WORK TO BE COMPLETED ->
Note each line of the listing that contains the string "için", and copy it.

* START RECORDS SUPPLIED *

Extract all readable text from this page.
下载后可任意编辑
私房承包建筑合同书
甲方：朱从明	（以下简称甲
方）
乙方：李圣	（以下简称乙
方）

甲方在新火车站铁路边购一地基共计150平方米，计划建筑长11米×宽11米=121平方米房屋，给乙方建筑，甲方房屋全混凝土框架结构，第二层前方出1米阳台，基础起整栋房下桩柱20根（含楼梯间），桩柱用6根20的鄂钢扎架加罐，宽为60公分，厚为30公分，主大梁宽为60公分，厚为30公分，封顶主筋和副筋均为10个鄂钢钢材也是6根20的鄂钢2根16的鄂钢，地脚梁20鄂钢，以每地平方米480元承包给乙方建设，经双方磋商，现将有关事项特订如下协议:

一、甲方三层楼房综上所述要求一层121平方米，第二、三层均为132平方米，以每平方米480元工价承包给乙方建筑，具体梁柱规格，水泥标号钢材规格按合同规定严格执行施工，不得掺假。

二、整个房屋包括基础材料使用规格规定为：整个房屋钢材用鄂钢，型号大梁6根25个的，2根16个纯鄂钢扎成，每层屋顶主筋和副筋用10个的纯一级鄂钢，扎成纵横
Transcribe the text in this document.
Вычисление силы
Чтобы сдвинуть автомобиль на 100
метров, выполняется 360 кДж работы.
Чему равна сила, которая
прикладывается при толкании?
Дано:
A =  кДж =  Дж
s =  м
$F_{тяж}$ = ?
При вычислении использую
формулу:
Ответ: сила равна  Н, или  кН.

* END RECORDS SUPPLIED *
* START RECORDS SUPPLIED *

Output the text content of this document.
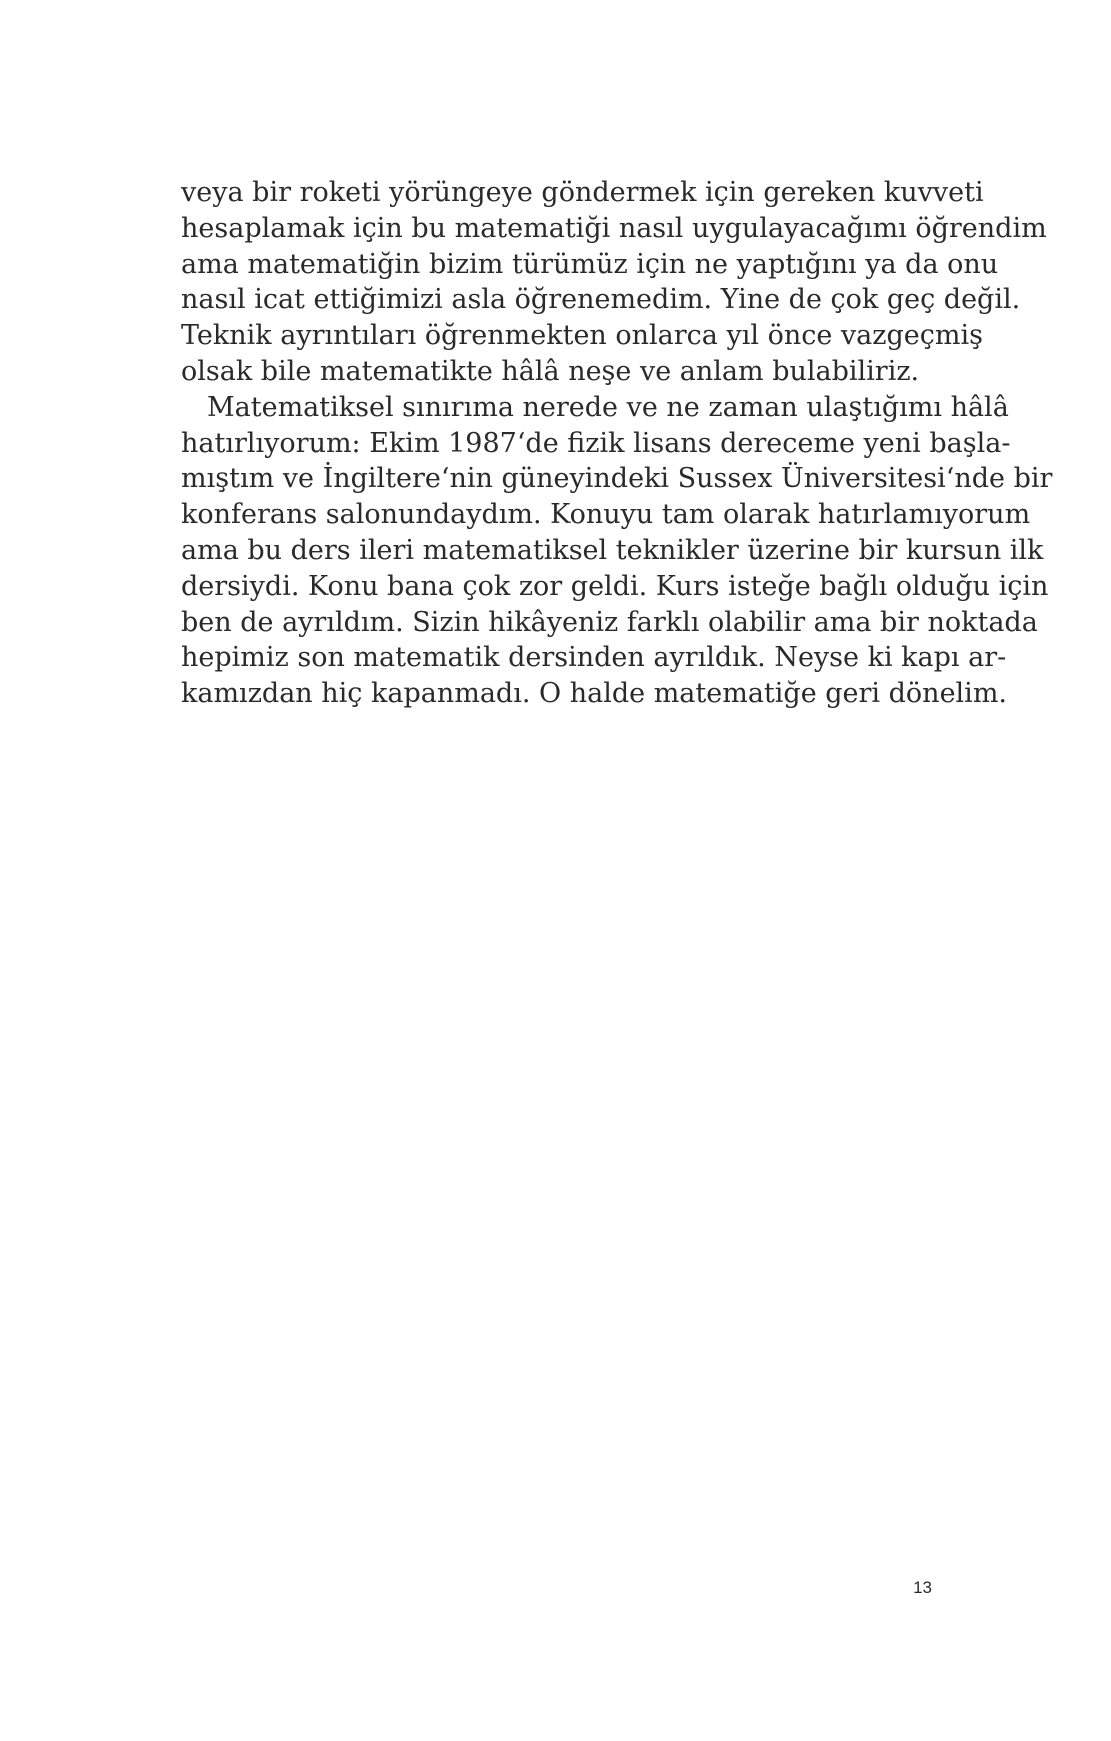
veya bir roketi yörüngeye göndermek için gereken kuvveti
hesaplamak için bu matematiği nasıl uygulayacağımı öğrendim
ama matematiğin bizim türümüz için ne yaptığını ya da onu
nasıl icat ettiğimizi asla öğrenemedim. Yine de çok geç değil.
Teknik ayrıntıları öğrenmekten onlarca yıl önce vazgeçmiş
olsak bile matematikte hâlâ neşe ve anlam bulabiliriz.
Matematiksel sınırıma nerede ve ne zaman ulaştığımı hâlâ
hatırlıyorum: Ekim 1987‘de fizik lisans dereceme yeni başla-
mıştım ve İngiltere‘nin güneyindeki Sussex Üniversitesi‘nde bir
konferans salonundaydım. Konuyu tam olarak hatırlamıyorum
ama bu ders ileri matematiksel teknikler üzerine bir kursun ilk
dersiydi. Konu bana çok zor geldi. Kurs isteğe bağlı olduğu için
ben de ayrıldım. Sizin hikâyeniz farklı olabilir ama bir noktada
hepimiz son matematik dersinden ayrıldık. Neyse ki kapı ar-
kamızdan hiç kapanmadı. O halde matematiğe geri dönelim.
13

* END RECORDS SUPPLIED *

SOLUTION TO THE PROBLEM ->
veya bir roketi yörüngeye göndermek için gereken kuvveti
hesaplamak için bu matematiği nasıl uygulayacağımı öğrendim
ama matematiğin bizim türümüz için ne yaptığını ya da onu
dersiydi. Konu bana çok zor geldi. Kurs isteğe bağlı olduğu için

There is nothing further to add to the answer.